* About this task: Drop all images and give the records again exactly.

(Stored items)
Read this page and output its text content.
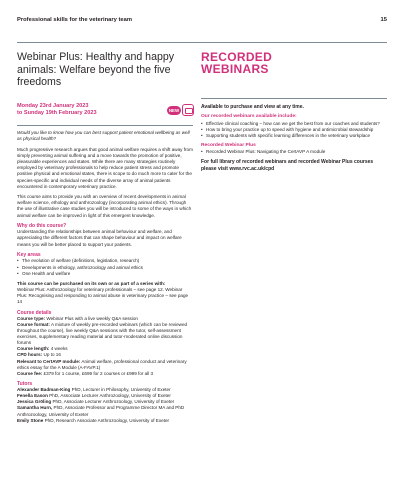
Professional skills for the veterinary team	15
Webinar Plus: Healthy and happy
animals: Welfare beyond the five
freedoms
Monday 23rd January 2023
to Sunday 19th February 2023	NEW

Would you like to know how you can best support patient emotional wellbeing as well as physical health?

Much progressive research argues that good animal welfare requires a shift away from simply preventing animal suffering and a move towards the promotion of positive, pleasurable experiences and states. While there are many strategies routinely employed by veterinary professionals to help reduce patient stress and promote positive physical and emotional states, there is scope to do much more to cater for the species-specific and individual needs of the diverse array of animal patients encountered in contemporary veterinary practice.

This course aims to provide you with an overview of recent developments in animal welfare science, ethology and anthrozoology (incorporating animal ethics). Through the use of illustrative case studies you will be introduced to some of the ways in which animal welfare can be improved in light of this emergent knowledge.

Why do this course?

Understanding the relationships between animal behaviour and welfare, and appreciating the different factors that can shape behaviour and impact on welfare means you will be better placed to support your patients.

Key areas
• The evolution of welfare (definitions, legislation, research)
• Developments in ethology, anthrozoology and animal ethics
• One Health and welfare
This course can be purchased on its own or as part of a series with:

Webinar Plus: Anthrozoology for veterinary professionals – see page 12. Webinar Plus: Recognising and responding to animal abuse in veterinary practice – see page 14

Course details
Course type: Webinar Plus with a live weekly Q&A session
Course format: A mixture of weekly pre-recorded webinars (which can be reviewed throughout the course), live weekly Q&A sessions with the tutor, self-assessment exercises, supplementary reading material and tutor-moderated online discussion forums
Course length: 4 weeks
CPD hours: Up to 16
Relevant to CertAVP module: Animal welfare, professional conduct and veterinary ethics essay for the A Module (A-FAVP.1)
Course fee: £379 for 1 course, £699 for 2 courses or £999 for all 3
Tutors
Alexander Badman-King PhD, Lecturer in Philosophy, University of Exeter
Fenella Eason PhD, Associate Lecturer Anthrozoology, University of Exeter
Jessica Gröling PhD, Associate Lecturer Anthrozoology, University of Exeter
Samantha Hurn, PhD, Associate Professor and Programme Director MA and PhD Anthrozoology, University of Exeter
Emily Stone PhD, Research Associate Anthrozoology, University of Exeter
RECORDED
WEBINARS
Available to purchase and view at any time.
Our recorded webinars available include:
• Effective clinical coaching – how can we get the best from our coaches and students?
• How to bring your practice up to speed with hygiene and antimicrobial stewardship
• Supporting students with specific learning differences in the veterinary workplace
Recorded Webinar Plus
• Recorded Webinar Plus: Navigating the CertAVP A module
For full library of recorded webinars and recorded Webinar Plus courses please visit www.rvc.ac.uk/cpd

* Exercise answer:
Read this page and output its text content.
Professional skills for the veterinary team	15
Webinar Plus: Healthy and happy
animals: Welfare beyond the five
freedoms
Monday 23rd January 2023
to Sunday 19th February 2023	NEW

Would you like to know how you can best support patient emotional wellbeing as well as physical health?

Much progressive research argues that good animal welfare requires a shift away from simply preventing animal suffering and a move towards the promotion of positive, pleasurable experiences and states. While there are many strategies routinely employed by veterinary professionals to help reduce patient stress and promote positive physical and emotional states, there is scope to do much more to cater for the species-specific and individual needs of the diverse array of animal patients encountered in contemporary veterinary practice.

This course aims to provide you with an overview of recent developments in animal welfare science, ethology and anthrozoology (incorporating animal ethics). Through the use of illustrative case studies you will be introduced to some of the ways in which animal welfare can be improved in light of this emergent knowledge.

Why do this course?

Understanding the relationships between animal behaviour and welfare, and appreciating the different factors that can shape behaviour and impact on welfare means you will be better placed to support your patients.

Key areas
• The evolution of welfare (definitions, legislation, research)
• Developments in ethology, anthrozoology and animal ethics
• One Health and welfare
This course can be purchased on its own or as part of a series with:

Webinar Plus: Anthrozoology for veterinary professionals – see page 12. Webinar Plus: Recognising and responding to animal abuse in veterinary practice – see page 14

Course details
Course type: Webinar Plus with a live weekly Q&A session
Course format: A mixture of weekly pre-recorded webinars (which can be reviewed throughout the course), live weekly Q&A sessions with the tutor, self-assessment exercises, supplementary reading material and tutor-moderated online discussion forums
Course length: 4 weeks
CPD hours: Up to 16
Relevant to CertAVP module: Animal welfare, professional conduct and veterinary ethics essay for the A Module (A-FAVP.1)
Course fee: £379 for 1 course, £699 for 2 courses or £999 for all 3
Tutors
Alexander Badman-King PhD, Lecturer in Philosophy, University of Exeter
Fenella Eason PhD, Associate Lecturer Anthrozoology, University of Exeter
Jessica Gröling PhD, Associate Lecturer Anthrozoology, University of Exeter
Samantha Hurn, PhD, Associate Professor and Programme Director MA and PhD Anthrozoology, University of Exeter
Emily Stone PhD, Research Associate Anthrozoology, University of Exeter
RECORDED
WEBINARS
Available to purchase and view at any time.
Our recorded webinars available include:
• Effective clinical coaching – how can we get the best from our coaches and students?
• How to bring your practice up to speed with hygiene and antimicrobial stewardship
• Supporting students with specific learning differences in the veterinary workplace
Recorded Webinar Plus
• Recorded Webinar Plus: Navigating the CertAVP A module
For full library of recorded webinars and recorded Webinar Plus courses please visit www.rvc.ac.uk/cpd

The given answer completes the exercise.